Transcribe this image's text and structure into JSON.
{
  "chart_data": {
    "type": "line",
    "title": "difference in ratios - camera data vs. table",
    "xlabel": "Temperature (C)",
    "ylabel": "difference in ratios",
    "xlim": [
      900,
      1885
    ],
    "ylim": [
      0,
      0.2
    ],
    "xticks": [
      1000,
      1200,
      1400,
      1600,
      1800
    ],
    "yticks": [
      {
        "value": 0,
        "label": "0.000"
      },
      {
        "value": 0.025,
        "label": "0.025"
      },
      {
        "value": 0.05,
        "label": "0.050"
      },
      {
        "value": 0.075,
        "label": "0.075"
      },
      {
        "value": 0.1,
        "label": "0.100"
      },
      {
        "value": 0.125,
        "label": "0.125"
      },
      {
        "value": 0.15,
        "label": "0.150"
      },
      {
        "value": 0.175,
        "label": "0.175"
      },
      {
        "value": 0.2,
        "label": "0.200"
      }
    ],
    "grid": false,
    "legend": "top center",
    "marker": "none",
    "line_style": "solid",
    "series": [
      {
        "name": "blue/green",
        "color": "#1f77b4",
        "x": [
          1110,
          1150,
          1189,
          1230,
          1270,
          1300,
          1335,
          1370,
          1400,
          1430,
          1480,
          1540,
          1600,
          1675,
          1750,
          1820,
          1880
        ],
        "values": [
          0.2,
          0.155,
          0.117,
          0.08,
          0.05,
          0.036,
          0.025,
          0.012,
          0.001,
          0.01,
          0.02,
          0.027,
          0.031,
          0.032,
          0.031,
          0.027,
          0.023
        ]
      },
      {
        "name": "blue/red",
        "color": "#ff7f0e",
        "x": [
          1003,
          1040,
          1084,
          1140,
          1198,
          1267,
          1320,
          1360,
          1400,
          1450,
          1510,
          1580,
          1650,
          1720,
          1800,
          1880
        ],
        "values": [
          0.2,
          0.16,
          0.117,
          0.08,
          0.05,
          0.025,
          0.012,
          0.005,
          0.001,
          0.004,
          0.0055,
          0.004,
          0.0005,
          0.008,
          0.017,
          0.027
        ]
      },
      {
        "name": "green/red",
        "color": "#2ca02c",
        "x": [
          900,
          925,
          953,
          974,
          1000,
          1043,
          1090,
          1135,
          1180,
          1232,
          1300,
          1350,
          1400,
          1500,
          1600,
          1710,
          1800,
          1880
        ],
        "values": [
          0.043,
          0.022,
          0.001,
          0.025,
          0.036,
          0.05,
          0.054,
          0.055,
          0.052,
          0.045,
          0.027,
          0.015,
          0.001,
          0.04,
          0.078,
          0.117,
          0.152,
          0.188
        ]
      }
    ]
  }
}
****************************************
> [Problem description] The listing above must be transcribed exactly, line by line.

> [Task output]
Transcribe this image's text and structure into JSON.
{
  "chart_data": {
    "type": "line",
    "title": "difference in ratios - camera data vs. table",
    "xlabel": "Temperature (C)",
    "ylabel": "difference in ratios",
    "xlim": [
      900,
      1885
    ],
    "ylim": [
      0,
      0.2
    ],
    "xticks": [
      1000,
      1200,
      1400,
      1600,
      1800
    ],
    "yticks": [
      {
        "value": 0,
        "label": "0.000"
      },
      {
        "value": 0.025,
        "label": "0.025"
      },
      {
        "value": 0.05,
        "label": "0.050"
      },
      {
        "value": 0.075,
        "label": "0.075"
      },
      {
        "value": 0.1,
        "label": "0.100"
      },
      {
        "value": 0.125,
        "label": "0.125"
      },
      {
        "value": 0.15,
        "label": "0.150"
      },
      {
        "value": 0.175,
        "label": "0.175"
      },
      {
        "value": 0.2,
        "label": "0.200"
      }
    ],
    "grid": false,
    "legend": "top center",
    "marker": "none",
    "line_style": "solid",
    "series": [
      {
        "name": "blue/green",
        "color": "#1f77b4",
        "x": [
          1110,
          1150,
          1189,
          1230,
          1270,
          1300,
          1335,
          1370,
          1400,
          1430,
          1480,
          1540,
          1600,
          1675,
          1750,
          1820,
          1880
        ],
        "values": [
          0.2,
          0.155,
          0.117,
          0.08,
          0.05,
          0.036,
          0.025,
          0.012,
          0.001,
          0.01,
          0.02,
          0.027,
          0.031,
          0.032,
          0.031,
          0.027,
          0.023
        ]
      },
      {
        "name": "blue/red",
        "color": "#ff7f0e",
        "x": [
          1003,
          1040,
          1084,
          1140,
          1198,
          1267,
          1320,
          1360,
          1400,
          1450,
          1510,
          1580,
          1650,
          1720,
          1800,
          1880
        ],
        "values": [
          0.2,
          0.16,
          0.117,
          0.08,
          0.05,
          0.025,
          0.012,
          0.005,
          0.001,
          0.004,
          0.0055,
          0.004,
          0.0005,
          0.008,
          0.017,
          0.027
        ]
      },
      {
        "name": "green/red",
        "color": "#2ca02c",
        "x": [
          900,
          925,
          953,
          974,
          1000,
          1043,
          1090,
          1135,
          1180,
          1232,
          1300,
          1350,
          1400,
          1500,
          1600,
          1710,
          1800,
          1880
        ],
        "values": [
          0.043,
          0.022,
          0.001,
          0.025,
          0.036,
          0.05,
          0.054,
          0.055,
          0.052,
          0.045,
          0.027,
          0.015,
          0.001,
          0.04,
          0.078,
          0.117,
          0.152,
          0.188
        ]
      }
    ]
  }
}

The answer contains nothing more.